• _RECORDS PROVIDED_:
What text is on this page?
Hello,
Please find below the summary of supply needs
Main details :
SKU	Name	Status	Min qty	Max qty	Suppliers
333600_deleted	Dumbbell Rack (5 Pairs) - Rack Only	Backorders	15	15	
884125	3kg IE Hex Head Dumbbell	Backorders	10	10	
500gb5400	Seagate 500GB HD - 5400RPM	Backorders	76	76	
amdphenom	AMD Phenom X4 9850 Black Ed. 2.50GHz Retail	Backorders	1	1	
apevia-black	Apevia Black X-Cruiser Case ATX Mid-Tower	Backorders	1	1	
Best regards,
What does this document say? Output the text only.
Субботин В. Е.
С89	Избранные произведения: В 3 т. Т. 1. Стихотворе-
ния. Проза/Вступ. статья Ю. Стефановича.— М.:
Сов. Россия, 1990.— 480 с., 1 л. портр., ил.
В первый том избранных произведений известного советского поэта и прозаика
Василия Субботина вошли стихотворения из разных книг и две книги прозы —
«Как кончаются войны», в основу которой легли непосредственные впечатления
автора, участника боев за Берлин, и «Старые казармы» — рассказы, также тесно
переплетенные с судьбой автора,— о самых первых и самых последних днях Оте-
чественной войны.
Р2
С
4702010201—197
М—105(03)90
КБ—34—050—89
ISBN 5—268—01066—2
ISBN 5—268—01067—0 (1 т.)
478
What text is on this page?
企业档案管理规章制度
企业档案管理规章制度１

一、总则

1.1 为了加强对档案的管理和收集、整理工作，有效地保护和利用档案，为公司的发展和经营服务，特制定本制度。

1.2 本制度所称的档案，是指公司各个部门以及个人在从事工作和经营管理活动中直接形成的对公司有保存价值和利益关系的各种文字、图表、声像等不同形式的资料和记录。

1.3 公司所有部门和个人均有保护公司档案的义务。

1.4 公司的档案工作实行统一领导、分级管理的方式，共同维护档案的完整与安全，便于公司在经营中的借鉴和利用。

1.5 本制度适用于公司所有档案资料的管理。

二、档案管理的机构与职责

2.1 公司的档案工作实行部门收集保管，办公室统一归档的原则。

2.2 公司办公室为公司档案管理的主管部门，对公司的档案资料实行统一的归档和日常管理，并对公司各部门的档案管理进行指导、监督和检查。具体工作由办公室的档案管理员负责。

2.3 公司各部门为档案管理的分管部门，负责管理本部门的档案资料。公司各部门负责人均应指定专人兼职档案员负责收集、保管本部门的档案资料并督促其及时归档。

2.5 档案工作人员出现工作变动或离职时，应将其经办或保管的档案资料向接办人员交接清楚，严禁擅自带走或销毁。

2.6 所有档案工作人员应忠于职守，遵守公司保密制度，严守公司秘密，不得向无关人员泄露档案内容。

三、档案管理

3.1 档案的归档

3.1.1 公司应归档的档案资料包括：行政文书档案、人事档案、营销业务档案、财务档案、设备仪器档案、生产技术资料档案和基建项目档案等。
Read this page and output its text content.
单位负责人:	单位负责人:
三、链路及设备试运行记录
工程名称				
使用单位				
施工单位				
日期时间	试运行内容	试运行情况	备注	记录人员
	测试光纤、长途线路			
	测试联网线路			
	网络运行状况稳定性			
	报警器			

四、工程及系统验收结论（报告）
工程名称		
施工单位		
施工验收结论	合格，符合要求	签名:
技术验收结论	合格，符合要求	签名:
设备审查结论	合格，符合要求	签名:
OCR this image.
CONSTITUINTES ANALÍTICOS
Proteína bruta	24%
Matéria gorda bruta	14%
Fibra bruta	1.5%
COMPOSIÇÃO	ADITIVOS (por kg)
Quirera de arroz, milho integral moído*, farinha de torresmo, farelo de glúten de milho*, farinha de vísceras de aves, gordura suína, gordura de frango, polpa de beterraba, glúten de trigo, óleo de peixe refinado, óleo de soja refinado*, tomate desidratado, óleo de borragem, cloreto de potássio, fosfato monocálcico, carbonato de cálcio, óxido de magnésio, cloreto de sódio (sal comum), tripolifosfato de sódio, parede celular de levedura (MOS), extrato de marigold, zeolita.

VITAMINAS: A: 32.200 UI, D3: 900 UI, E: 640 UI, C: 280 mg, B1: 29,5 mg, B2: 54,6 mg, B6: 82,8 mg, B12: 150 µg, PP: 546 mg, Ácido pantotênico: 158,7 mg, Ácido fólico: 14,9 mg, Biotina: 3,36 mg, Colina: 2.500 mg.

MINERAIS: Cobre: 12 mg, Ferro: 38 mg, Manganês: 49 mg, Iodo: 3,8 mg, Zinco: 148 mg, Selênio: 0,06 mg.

• _WHAT YOU ARE ASKED TO DO_:
Extract all of the data above without altering anything.

• _FULL SOLUTION_:
What text is on this page?
Hello,
Please find below the summary of supply needs
Main details :
SKU	Name	Status	Min qty	Max qty	Suppliers
333600_deleted	Dumbbell Rack (5 Pairs) - Rack Only	Backorders	15	15	
884125	3kg IE Hex Head Dumbbell	Backorders	10	10	
500gb5400	Seagate 500GB HD - 5400RPM	Backorders	76	76	
amdphenom	AMD Phenom X4 9850 Black Ed. 2.50GHz Retail	Backorders	1	1	
apevia-black	Apevia Black X-Cruiser Case ATX Mid-Tower	Backorders	1	1	
Best regards,
What does this document say? Output the text only.
Субботин В. Е.
С89	Избранные произведения: В 3 т. Т. 1. Стихотворе-
ния. Проза/Вступ. статья Ю. Стефановича.— М.:
Сов. Россия, 1990.— 480 с., 1 л. портр., ил.
В первый том избранных произведений известного советского поэта и прозаика
Василия Субботина вошли стихотворения из разных книг и две книги прозы —
«Как кончаются войны», в основу которой легли непосредственные впечатления
автора, участника боев за Берлин, и «Старые казармы» — рассказы, также тесно
переплетенные с судьбой автора,— о самых первых и самых последних днях Оте-
чественной войны.
Р2
С
4702010201—197
М—105(03)90
КБ—34—050—89
ISBN 5—268—01066—2
ISBN 5—268—01067—0 (1 т.)
478
What text is on this page?
企业档案管理规章制度
企业档案管理规章制度１

一、总则

1.1 为了加强对档案的管理和收集、整理工作，有效地保护和利用档案，为公司的发展和经营服务，特制定本制度。

1.2 本制度所称的档案，是指公司各个部门以及个人在从事工作和经营管理活动中直接形成的对公司有保存价值和利益关系的各种文字、图表、声像等不同形式的资料和记录。

1.3 公司所有部门和个人均有保护公司档案的义务。

1.4 公司的档案工作实行统一领导、分级管理的方式，共同维护档案的完整与安全，便于公司在经营中的借鉴和利用。

1.5 本制度适用于公司所有档案资料的管理。

二、档案管理的机构与职责

2.1 公司的档案工作实行部门收集保管，办公室统一归档的原则。

2.2 公司办公室为公司档案管理的主管部门，对公司的档案资料实行统一的归档和日常管理，并对公司各部门的档案管理进行指导、监督和检查。具体工作由办公室的档案管理员负责。

2.3 公司各部门为档案管理的分管部门，负责管理本部门的档案资料。公司各部门负责人均应指定专人兼职档案员负责收集、保管本部门的档案资料并督促其及时归档。

2.5 档案工作人员出现工作变动或离职时，应将其经办或保管的档案资料向接办人员交接清楚，严禁擅自带走或销毁。

2.6 所有档案工作人员应忠于职守，遵守公司保密制度，严守公司秘密，不得向无关人员泄露档案内容。

三、档案管理

3.1 档案的归档

3.1.1 公司应归档的档案资料包括：行政文书档案、人事档案、营销业务档案、财务档案、设备仪器档案、生产技术资料档案和基建项目档案等。
Read this page and output its text content.
单位负责人:	单位负责人:
三、链路及设备试运行记录
工程名称				
使用单位				
施工单位				
日期时间	试运行内容	试运行情况	备注	记录人员
	测试光纤、长途线路			
	测试联网线路			
	网络运行状况稳定性			
	报警器			

四、工程及系统验收结论（报告）
工程名称		
施工单位		
施工验收结论	合格，符合要求	签名:
技术验收结论	合格，符合要求	签名:
设备审查结论	合格，符合要求	签名:
OCR this image.
CONSTITUINTES ANALÍTICOS
Proteína bruta	24%
Matéria gorda bruta	14%
Fibra bruta	1.5%
COMPOSIÇÃO	ADITIVOS (por kg)
Quirera de arroz, milho integral moído*, farinha de torresmo, farelo de glúten de milho*, farinha de vísceras de aves, gordura suína, gordura de frango, polpa de beterraba, glúten de trigo, óleo de peixe refinado, óleo de soja refinado*, tomate desidratado, óleo de borragem, cloreto de potássio, fosfato monocálcico, carbonato de cálcio, óxido de magnésio, cloreto de sódio (sal comum), tripolifosfato de sódio, parede celular de levedura (MOS), extrato de marigold, zeolita.

VITAMINAS: A: 32.200 UI, D3: 900 UI, E: 640 UI, C: 280 mg, B1: 29,5 mg, B2: 54,6 mg, B6: 82,8 mg, B12: 150 µg, PP: 546 mg, Ácido pantotênico: 158,7 mg, Ácido fólico: 14,9 mg, Biotina: 3,36 mg, Colina: 2.500 mg.

MINERAIS: Cobre: 12 mg, Ferro: 38 mg, Manganês: 49 mg, Iodo: 3,8 mg, Zinco: 148 mg, Selênio: 0,06 mg.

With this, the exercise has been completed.